## [DIRECTIONS FOR THIS TASK]
Print out each entry below exactly, please.

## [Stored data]
########################################
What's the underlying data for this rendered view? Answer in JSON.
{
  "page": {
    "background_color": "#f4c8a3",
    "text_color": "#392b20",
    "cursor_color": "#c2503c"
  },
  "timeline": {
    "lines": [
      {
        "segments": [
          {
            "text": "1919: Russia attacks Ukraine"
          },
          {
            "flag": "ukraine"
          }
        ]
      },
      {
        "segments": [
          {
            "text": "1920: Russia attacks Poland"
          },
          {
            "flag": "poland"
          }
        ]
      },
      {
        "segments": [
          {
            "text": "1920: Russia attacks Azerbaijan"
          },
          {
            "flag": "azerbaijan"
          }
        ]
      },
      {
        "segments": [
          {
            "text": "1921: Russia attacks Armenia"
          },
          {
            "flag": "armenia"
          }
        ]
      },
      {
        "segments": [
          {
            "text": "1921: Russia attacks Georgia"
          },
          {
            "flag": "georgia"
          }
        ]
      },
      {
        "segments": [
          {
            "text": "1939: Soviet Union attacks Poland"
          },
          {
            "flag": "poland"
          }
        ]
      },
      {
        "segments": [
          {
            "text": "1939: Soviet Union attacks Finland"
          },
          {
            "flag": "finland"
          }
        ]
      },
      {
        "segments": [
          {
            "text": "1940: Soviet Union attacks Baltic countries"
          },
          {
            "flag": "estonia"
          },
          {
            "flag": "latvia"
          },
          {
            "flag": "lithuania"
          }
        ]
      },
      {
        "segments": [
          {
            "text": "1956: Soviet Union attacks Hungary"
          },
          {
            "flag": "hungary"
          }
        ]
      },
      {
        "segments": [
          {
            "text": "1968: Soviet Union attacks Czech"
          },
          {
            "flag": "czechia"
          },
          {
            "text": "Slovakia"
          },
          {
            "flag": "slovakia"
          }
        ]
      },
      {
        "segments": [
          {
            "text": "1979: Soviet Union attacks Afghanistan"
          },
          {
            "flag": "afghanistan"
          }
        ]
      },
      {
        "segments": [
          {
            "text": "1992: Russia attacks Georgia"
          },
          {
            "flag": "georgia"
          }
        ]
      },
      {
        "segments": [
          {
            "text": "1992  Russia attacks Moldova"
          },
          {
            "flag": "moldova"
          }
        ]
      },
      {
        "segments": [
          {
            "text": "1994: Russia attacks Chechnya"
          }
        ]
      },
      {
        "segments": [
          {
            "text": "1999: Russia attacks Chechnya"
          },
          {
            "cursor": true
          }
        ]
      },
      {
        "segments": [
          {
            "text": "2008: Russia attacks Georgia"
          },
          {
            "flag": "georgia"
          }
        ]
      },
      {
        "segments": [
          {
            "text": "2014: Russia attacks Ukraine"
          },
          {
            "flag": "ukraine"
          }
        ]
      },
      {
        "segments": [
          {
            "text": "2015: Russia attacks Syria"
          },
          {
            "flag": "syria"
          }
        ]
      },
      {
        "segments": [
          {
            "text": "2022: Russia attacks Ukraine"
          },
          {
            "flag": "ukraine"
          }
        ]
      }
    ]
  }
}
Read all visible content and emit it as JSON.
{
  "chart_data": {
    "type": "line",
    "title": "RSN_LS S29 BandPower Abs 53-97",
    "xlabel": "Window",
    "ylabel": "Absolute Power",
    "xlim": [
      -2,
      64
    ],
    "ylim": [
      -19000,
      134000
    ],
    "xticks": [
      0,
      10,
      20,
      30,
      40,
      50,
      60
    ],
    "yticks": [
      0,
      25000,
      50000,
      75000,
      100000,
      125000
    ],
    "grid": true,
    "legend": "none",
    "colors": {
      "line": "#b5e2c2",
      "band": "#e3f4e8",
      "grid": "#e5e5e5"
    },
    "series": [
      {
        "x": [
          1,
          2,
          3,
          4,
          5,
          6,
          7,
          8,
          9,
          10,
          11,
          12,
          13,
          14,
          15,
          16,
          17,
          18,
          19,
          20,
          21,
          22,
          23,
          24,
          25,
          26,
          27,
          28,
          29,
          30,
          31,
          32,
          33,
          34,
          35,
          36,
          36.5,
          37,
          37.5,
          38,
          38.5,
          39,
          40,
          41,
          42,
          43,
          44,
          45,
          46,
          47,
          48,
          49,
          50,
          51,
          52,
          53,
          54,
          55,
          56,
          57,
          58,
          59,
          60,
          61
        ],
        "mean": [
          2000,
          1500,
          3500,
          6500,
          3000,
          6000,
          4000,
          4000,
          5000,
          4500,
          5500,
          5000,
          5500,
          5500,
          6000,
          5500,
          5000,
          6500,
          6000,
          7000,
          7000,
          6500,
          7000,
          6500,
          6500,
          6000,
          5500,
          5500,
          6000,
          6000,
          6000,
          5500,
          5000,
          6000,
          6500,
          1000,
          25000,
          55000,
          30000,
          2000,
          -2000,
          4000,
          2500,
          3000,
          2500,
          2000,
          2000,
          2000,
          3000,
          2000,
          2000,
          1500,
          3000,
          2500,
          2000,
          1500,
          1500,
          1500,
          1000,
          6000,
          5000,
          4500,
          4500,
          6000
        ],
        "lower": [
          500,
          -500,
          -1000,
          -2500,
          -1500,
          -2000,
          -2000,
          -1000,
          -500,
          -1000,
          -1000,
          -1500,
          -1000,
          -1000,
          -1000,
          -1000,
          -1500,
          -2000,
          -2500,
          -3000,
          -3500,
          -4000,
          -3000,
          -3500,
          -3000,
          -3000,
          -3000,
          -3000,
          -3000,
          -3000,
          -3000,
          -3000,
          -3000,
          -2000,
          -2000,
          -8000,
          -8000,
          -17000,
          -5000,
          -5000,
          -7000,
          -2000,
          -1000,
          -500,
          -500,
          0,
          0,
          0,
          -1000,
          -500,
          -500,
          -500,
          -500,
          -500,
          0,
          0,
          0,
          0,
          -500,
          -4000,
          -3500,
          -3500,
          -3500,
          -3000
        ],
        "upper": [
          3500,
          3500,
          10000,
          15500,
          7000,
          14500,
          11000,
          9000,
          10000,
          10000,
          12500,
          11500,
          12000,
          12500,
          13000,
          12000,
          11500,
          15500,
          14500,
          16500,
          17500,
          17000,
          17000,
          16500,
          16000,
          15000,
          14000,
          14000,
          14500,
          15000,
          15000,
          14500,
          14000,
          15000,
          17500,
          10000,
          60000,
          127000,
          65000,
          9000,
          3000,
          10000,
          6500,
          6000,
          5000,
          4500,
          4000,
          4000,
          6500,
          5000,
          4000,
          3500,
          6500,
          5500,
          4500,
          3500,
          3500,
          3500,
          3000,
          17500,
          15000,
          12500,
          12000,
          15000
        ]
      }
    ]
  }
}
########################################
## [ANSWER TO THE TASK]
What's the underlying data for this rendered view? Answer in JSON.
{
  "page": {
    "background_color": "#f4c8a3",
    "text_color": "#392b20",
    "cursor_color": "#c2503c"
  },
  "timeline": {
    "lines": [
      {
        "segments": [
          {
            "text": "1919: Russia attacks Ukraine"
          },
          {
            "flag": "ukraine"
          }
        ]
      },
      {
        "segments": [
          {
            "text": "1920: Russia attacks Poland"
          },
          {
            "flag": "poland"
          }
        ]
      },
      {
        "segments": [
          {
            "text": "1920: Russia attacks Azerbaijan"
          },
          {
            "flag": "azerbaijan"
          }
        ]
      },
      {
        "segments": [
          {
            "text": "1921: Russia attacks Armenia"
          },
          {
            "flag": "armenia"
          }
        ]
      },
      {
        "segments": [
          {
            "text": "1921: Russia attacks Georgia"
          },
          {
            "flag": "georgia"
          }
        ]
      },
      {
        "segments": [
          {
            "text": "1939: Soviet Union attacks Poland"
          },
          {
            "flag": "poland"
          }
        ]
      },
      {
        "segments": [
          {
            "text": "1939: Soviet Union attacks Finland"
          },
          {
            "flag": "finland"
          }
        ]
      },
      {
        "segments": [
          {
            "text": "1940: Soviet Union attacks Baltic countries"
          },
          {
            "flag": "estonia"
          },
          {
            "flag": "latvia"
          },
          {
            "flag": "lithuania"
          }
        ]
      },
      {
        "segments": [
          {
            "text": "1956: Soviet Union attacks Hungary"
          },
          {
            "flag": "hungary"
          }
        ]
      },
      {
        "segments": [
          {
            "text": "1968: Soviet Union attacks Czech"
          },
          {
            "flag": "czechia"
          },
          {
            "text": "Slovakia"
          },
          {
            "flag": "slovakia"
          }
        ]
      },
      {
        "segments": [
          {
            "text": "1979: Soviet Union attacks Afghanistan"
          },
          {
            "flag": "afghanistan"
          }
        ]
      },
      {
        "segments": [
          {
            "text": "1992: Russia attacks Georgia"
          },
          {
            "flag": "georgia"
          }
        ]
      },
      {
        "segments": [
          {
            "text": "1992  Russia attacks Moldova"
          },
          {
            "flag": "moldova"
          }
        ]
      },
      {
        "segments": [
          {
            "text": "1994: Russia attacks Chechnya"
          }
        ]
      },
      {
        "segments": [
          {
            "text": "1999: Russia attacks Chechnya"
          },
          {
            "cursor": true
          }
        ]
      },
      {
        "segments": [
          {
            "text": "2008: Russia attacks Georgia"
          },
          {
            "flag": "georgia"
          }
        ]
      },
      {
        "segments": [
          {
            "text": "2014: Russia attacks Ukraine"
          },
          {
            "flag": "ukraine"
          }
        ]
      },
      {
        "segments": [
          {
            "text": "2015: Russia attacks Syria"
          },
          {
            "flag": "syria"
          }
        ]
      },
      {
        "segments": [
          {
            "text": "2022: Russia attacks Ukraine"
          },
          {
            "flag": "ukraine"
          }
        ]
      }
    ]
  }
}
Read all visible content and emit it as JSON.
{
  "chart_data": {
    "type": "line",
    "title": "RSN_LS S29 BandPower Abs 53-97",
    "xlabel": "Window",
    "ylabel": "Absolute Power",
    "xlim": [
      -2,
      64
    ],
    "ylim": [
      -19000,
      134000
    ],
    "xticks": [
      0,
      10,
      20,
      30,
      40,
      50,
      60
    ],
    "yticks": [
      0,
      25000,
      50000,
      75000,
      100000,
      125000
    ],
    "grid": true,
    "legend": "none",
    "colors": {
      "line": "#b5e2c2",
      "band": "#e3f4e8",
      "grid": "#e5e5e5"
    },
    "series": [
      {
        "x": [
          1,
          2,
          3,
          4,
          5,
          6,
          7,
          8,
          9,
          10,
          11,
          12,
          13,
          14,
          15,
          16,
          17,
          18,
          19,
          20,
          21,
          22,
          23,
          24,
          25,
          26,
          27,
          28,
          29,
          30,
          31,
          32,
          33,
          34,
          35,
          36,
          36.5,
          37,
          37.5,
          38,
          38.5,
          39,
          40,
          41,
          42,
          43,
          44,
          45,
          46,
          47,
          48,
          49,
          50,
          51,
          52,
          53,
          54,
          55,
          56,
          57,
          58,
          59,
          60,
          61
        ],
        "mean": [
          2000,
          1500,
          3500,
          6500,
          3000,
          6000,
          4000,
          4000,
          5000,
          4500,
          5500,
          5000,
          5500,
          5500,
          6000,
          5500,
          5000,
          6500,
          6000,
          7000,
          7000,
          6500,
          7000,
          6500,
          6500,
          6000,
          5500,
          5500,
          6000,
          6000,
          6000,
          5500,
          5000,
          6000,
          6500,
          1000,
          25000,
          55000,
          30000,
          2000,
          -2000,
          4000,
          2500,
          3000,
          2500,
          2000,
          2000,
          2000,
          3000,
          2000,
          2000,
          1500,
          3000,
          2500,
          2000,
          1500,
          1500,
          1500,
          1000,
          6000,
          5000,
          4500,
          4500,
          6000
        ],
        "lower": [
          500,
          -500,
          -1000,
          -2500,
          -1500,
          -2000,
          -2000,
          -1000,
          -500,
          -1000,
          -1000,
          -1500,
          -1000,
          -1000,
          -1000,
          -1000,
          -1500,
          -2000,
          -2500,
          -3000,
          -3500,
          -4000,
          -3000,
          -3500,
          -3000,
          -3000,
          -3000,
          -3000,
          -3000,
          -3000,
          -3000,
          -3000,
          -3000,
          -2000,
          -2000,
          -8000,
          -8000,
          -17000,
          -5000,
          -5000,
          -7000,
          -2000,
          -1000,
          -500,
          -500,
          0,
          0,
          0,
          -1000,
          -500,
          -500,
          -500,
          -500,
          -500,
          0,
          0,
          0,
          0,
          -500,
          -4000,
          -3500,
          -3500,
          -3500,
          -3000
        ],
        "upper": [
          3500,
          3500,
          10000,
          15500,
          7000,
          14500,
          11000,
          9000,
          10000,
          10000,
          12500,
          11500,
          12000,
          12500,
          13000,
          12000,
          11500,
          15500,
          14500,
          16500,
          17500,
          17000,
          17000,
          16500,
          16000,
          15000,
          14000,
          14000,
          14500,
          15000,
          15000,
          14500,
          14000,
          15000,
          17500,
          10000,
          60000,
          127000,
          65000,
          9000,
          3000,
          10000,
          6500,
          6000,
          5000,
          4500,
          4000,
          4000,
          6500,
          5000,
          4000,
          3500,
          6500,
          5500,
          4500,
          3500,
          3500,
          3500,
          3000,
          17500,
          15000,
          12500,
          12000,
          15000
        ]
      }
    ]
  }
}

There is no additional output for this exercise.